## What the task requires
Copy out every record precisely.
-------------------------
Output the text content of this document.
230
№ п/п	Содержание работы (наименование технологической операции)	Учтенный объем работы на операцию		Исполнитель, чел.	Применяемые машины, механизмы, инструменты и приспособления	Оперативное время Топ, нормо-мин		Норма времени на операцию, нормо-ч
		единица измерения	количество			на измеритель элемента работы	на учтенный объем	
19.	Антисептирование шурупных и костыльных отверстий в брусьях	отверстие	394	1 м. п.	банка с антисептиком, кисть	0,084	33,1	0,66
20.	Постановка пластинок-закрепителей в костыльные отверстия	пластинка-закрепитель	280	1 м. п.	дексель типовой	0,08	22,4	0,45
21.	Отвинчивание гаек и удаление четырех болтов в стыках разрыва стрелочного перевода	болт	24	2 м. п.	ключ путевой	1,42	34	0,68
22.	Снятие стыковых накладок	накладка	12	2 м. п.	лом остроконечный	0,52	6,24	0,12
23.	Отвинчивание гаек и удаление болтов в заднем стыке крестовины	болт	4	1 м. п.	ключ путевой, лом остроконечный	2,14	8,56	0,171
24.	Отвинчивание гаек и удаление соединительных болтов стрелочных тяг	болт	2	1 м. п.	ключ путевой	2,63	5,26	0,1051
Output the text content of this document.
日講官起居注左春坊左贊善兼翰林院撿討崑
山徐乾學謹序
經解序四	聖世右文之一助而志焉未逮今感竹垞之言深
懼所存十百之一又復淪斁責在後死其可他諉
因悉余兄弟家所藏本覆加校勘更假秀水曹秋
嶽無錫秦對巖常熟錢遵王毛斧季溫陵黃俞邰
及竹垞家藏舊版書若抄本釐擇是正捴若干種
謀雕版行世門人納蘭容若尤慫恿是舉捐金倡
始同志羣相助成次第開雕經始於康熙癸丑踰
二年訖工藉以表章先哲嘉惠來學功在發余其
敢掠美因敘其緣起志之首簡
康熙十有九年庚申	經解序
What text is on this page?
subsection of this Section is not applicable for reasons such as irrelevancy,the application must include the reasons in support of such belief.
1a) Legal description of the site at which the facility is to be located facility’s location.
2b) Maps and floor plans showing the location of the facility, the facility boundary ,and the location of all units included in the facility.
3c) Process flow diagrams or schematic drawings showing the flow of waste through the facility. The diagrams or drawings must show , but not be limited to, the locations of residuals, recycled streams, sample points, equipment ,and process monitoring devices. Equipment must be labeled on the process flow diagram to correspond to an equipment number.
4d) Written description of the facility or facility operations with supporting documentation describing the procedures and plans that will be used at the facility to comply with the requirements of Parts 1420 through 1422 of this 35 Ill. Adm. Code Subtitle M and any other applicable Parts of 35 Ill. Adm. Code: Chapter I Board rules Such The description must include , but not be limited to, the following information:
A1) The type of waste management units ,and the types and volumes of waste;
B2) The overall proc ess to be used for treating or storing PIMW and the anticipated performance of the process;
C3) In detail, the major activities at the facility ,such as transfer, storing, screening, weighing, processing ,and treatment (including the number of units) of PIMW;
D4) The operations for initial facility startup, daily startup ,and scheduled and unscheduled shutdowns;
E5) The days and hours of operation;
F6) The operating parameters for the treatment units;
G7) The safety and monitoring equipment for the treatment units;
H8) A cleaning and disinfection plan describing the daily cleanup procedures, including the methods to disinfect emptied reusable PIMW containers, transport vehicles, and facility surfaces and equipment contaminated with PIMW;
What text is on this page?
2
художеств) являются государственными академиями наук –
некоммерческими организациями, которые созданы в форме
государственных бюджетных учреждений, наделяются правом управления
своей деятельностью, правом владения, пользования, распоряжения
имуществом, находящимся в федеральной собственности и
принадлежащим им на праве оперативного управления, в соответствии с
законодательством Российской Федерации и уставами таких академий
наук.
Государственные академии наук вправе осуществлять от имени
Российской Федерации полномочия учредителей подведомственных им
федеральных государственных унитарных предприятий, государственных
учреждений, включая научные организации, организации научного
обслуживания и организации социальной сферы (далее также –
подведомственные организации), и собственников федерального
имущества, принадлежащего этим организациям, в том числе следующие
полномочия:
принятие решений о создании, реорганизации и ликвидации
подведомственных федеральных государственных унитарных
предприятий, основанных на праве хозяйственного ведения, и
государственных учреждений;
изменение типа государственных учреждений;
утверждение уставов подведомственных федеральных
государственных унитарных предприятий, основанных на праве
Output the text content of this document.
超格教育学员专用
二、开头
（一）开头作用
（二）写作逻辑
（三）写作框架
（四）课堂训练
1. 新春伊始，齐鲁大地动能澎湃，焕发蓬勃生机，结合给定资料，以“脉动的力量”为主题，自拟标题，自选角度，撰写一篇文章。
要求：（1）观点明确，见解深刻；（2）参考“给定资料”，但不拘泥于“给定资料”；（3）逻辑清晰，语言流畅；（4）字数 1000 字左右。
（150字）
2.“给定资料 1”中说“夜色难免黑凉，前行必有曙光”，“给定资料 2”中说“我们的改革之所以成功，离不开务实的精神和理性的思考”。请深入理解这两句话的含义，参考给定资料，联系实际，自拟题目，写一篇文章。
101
-------------------------
## Answer to this task
Output the text content of this document.
230
№ п/п	Содержание работы (наименование технологической операции)	Учтенный объем работы на операцию		Исполнитель, чел.	Применяемые машины, механизмы, инструменты и приспособления	Оперативное время Топ, нормо-мин		Норма времени на операцию, нормо-ч
		единица измерения	количество			на измеритель элемента работы	на учтенный объем	
19.	Антисептирование шурупных и костыльных отверстий в брусьях	отверстие	394	1 м. п.	банка с антисептиком, кисть	0,084	33,1	0,66
20.	Постановка пластинок-закрепителей в костыльные отверстия	пластинка-закрепитель	280	1 м. п.	дексель типовой	0,08	22,4	0,45
21.	Отвинчивание гаек и удаление четырех болтов в стыках разрыва стрелочного перевода	болт	24	2 м. п.	ключ путевой	1,42	34	0,68
22.	Снятие стыковых накладок	накладка	12	2 м. п.	лом остроконечный	0,52	6,24	0,12
23.	Отвинчивание гаек и удаление болтов в заднем стыке крестовины	болт	4	1 м. п.	ключ путевой, лом остроконечный	2,14	8,56	0,171
24.	Отвинчивание гаек и удаление соединительных болтов стрелочных тяг	болт	2	1 м. п.	ключ путевой	2,63	5,26	0,1051
Output the text content of this document.
日講官起居注左春坊左贊善兼翰林院撿討崑
山徐乾學謹序
經解序四	聖世右文之一助而志焉未逮今感竹垞之言深
懼所存十百之一又復淪斁責在後死其可他諉
因悉余兄弟家所藏本覆加校勘更假秀水曹秋
嶽無錫秦對巖常熟錢遵王毛斧季溫陵黃俞邰
及竹垞家藏舊版書若抄本釐擇是正捴若干種
謀雕版行世門人納蘭容若尤慫恿是舉捐金倡
始同志羣相助成次第開雕經始於康熙癸丑踰
二年訖工藉以表章先哲嘉惠來學功在發余其
敢掠美因敘其緣起志之首簡
康熙十有九年庚申	經解序
What text is on this page?
subsection of this Section is not applicable for reasons such as irrelevancy,the application must include the reasons in support of such belief.
1a) Legal description of the site at which the facility is to be located facility’s location.
2b) Maps and floor plans showing the location of the facility, the facility boundary ,and the location of all units included in the facility.
3c) Process flow diagrams or schematic drawings showing the flow of waste through the facility. The diagrams or drawings must show , but not be limited to, the locations of residuals, recycled streams, sample points, equipment ,and process monitoring devices. Equipment must be labeled on the process flow diagram to correspond to an equipment number.
4d) Written description of the facility or facility operations with supporting documentation describing the procedures and plans that will be used at the facility to comply with the requirements of Parts 1420 through 1422 of this 35 Ill. Adm. Code Subtitle M and any other applicable Parts of 35 Ill. Adm. Code: Chapter I Board rules Such The description must include , but not be limited to, the following information:
A1) The type of waste management units ,and the types and volumes of waste;
B2) The overall proc ess to be used for treating or storing PIMW and the anticipated performance of the process;
C3) In detail, the major activities at the facility ,such as transfer, storing, screening, weighing, processing ,and treatment (including the number of units) of PIMW;
D4) The operations for initial facility startup, daily startup ,and scheduled and unscheduled shutdowns;
E5) The days and hours of operation;
F6) The operating parameters for the treatment units;
G7) The safety and monitoring equipment for the treatment units;
H8) A cleaning and disinfection plan describing the daily cleanup procedures, including the methods to disinfect emptied reusable PIMW containers, transport vehicles, and facility surfaces and equipment contaminated with PIMW;
What text is on this page?
2
художеств) являются государственными академиями наук –
некоммерческими организациями, которые созданы в форме
государственных бюджетных учреждений, наделяются правом управления
своей деятельностью, правом владения, пользования, распоряжения
имуществом, находящимся в федеральной собственности и
принадлежащим им на праве оперативного управления, в соответствии с
законодательством Российской Федерации и уставами таких академий
наук.
Государственные академии наук вправе осуществлять от имени
Российской Федерации полномочия учредителей подведомственных им
федеральных государственных унитарных предприятий, государственных
учреждений, включая научные организации, организации научного
обслуживания и организации социальной сферы (далее также –
подведомственные организации), и собственников федерального
имущества, принадлежащего этим организациям, в том числе следующие
полномочия:
принятие решений о создании, реорганизации и ликвидации
подведомственных федеральных государственных унитарных
предприятий, основанных на праве хозяйственного ведения, и
государственных учреждений;
изменение типа государственных учреждений;
утверждение уставов подведомственных федеральных
государственных унитарных предприятий, основанных на праве
Output the text content of this document.
超格教育学员专用
二、开头
（一）开头作用
（二）写作逻辑
（三）写作框架
（四）课堂训练
1. 新春伊始，齐鲁大地动能澎湃，焕发蓬勃生机，结合给定资料，以“脉动的力量”为主题，自拟标题，自选角度，撰写一篇文章。
要求：（1）观点明确，见解深刻；（2）参考“给定资料”，但不拘泥于“给定资料”；（3）逻辑清晰，语言流畅；（4）字数 1000 字左右。
（150字）
2.“给定资料 1”中说“夜色难免黑凉，前行必有曙光”，“给定资料 2”中说“我们的改革之所以成功，离不开务实的精神和理性的思考”。请深入理解这两句话的含义，参考给定资料，联系实际，自拟题目，写一篇文章。
101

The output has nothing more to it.